*EXERCISE GOAL:* Below are some records. Say how many of their lines contain the string "elements", and give nothing but the number.
::: DATA ENTRIES
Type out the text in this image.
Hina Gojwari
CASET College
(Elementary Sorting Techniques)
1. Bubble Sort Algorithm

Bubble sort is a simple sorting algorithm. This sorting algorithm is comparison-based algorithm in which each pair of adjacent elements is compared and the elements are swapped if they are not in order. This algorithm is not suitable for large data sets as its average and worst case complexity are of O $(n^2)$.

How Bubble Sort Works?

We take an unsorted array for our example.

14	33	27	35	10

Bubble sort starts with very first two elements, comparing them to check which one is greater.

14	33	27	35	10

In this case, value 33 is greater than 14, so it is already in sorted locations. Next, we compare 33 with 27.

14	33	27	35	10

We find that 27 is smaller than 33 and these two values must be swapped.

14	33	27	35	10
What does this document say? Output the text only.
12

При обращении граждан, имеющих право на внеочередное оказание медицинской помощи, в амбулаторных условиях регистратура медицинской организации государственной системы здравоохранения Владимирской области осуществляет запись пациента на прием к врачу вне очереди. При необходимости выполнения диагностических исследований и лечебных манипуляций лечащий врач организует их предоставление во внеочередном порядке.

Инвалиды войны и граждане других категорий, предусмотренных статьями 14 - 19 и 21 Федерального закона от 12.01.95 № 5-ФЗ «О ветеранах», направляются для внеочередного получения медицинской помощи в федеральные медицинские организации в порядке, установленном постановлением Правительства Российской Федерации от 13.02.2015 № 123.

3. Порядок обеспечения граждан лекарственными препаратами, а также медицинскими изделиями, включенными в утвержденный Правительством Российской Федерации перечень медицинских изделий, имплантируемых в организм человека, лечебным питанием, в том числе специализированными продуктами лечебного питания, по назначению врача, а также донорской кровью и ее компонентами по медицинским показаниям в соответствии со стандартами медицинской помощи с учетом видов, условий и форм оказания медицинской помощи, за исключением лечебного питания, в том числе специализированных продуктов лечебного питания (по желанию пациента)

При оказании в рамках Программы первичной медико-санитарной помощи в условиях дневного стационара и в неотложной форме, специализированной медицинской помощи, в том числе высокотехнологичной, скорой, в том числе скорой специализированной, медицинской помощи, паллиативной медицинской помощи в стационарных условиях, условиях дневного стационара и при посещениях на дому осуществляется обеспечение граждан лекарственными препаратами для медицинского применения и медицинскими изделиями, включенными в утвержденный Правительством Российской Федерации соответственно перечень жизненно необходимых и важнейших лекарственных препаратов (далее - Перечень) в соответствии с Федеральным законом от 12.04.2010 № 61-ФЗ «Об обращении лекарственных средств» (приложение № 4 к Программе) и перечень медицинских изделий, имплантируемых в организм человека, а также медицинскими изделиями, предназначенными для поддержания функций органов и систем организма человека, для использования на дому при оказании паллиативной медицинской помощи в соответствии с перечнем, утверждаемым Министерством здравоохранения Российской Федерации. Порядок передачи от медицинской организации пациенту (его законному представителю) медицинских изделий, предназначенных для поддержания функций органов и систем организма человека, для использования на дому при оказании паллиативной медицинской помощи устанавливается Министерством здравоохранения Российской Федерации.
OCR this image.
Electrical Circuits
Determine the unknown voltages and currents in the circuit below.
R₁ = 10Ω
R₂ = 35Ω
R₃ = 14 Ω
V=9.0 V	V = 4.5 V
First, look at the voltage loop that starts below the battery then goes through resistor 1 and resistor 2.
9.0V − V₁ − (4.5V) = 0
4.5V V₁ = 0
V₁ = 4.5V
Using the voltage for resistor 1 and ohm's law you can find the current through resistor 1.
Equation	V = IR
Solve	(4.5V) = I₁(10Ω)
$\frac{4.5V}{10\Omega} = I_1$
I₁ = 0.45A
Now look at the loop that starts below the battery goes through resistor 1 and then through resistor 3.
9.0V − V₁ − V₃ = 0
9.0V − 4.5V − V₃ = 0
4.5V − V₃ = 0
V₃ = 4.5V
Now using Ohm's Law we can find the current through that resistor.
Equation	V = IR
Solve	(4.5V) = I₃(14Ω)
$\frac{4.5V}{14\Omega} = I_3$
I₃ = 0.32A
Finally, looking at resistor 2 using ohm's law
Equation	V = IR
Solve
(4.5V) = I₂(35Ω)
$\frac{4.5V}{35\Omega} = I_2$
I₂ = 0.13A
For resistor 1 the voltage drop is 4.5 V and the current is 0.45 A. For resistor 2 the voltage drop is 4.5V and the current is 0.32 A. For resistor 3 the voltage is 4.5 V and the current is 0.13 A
::::::
*COMPLETE OUTPUT:* 2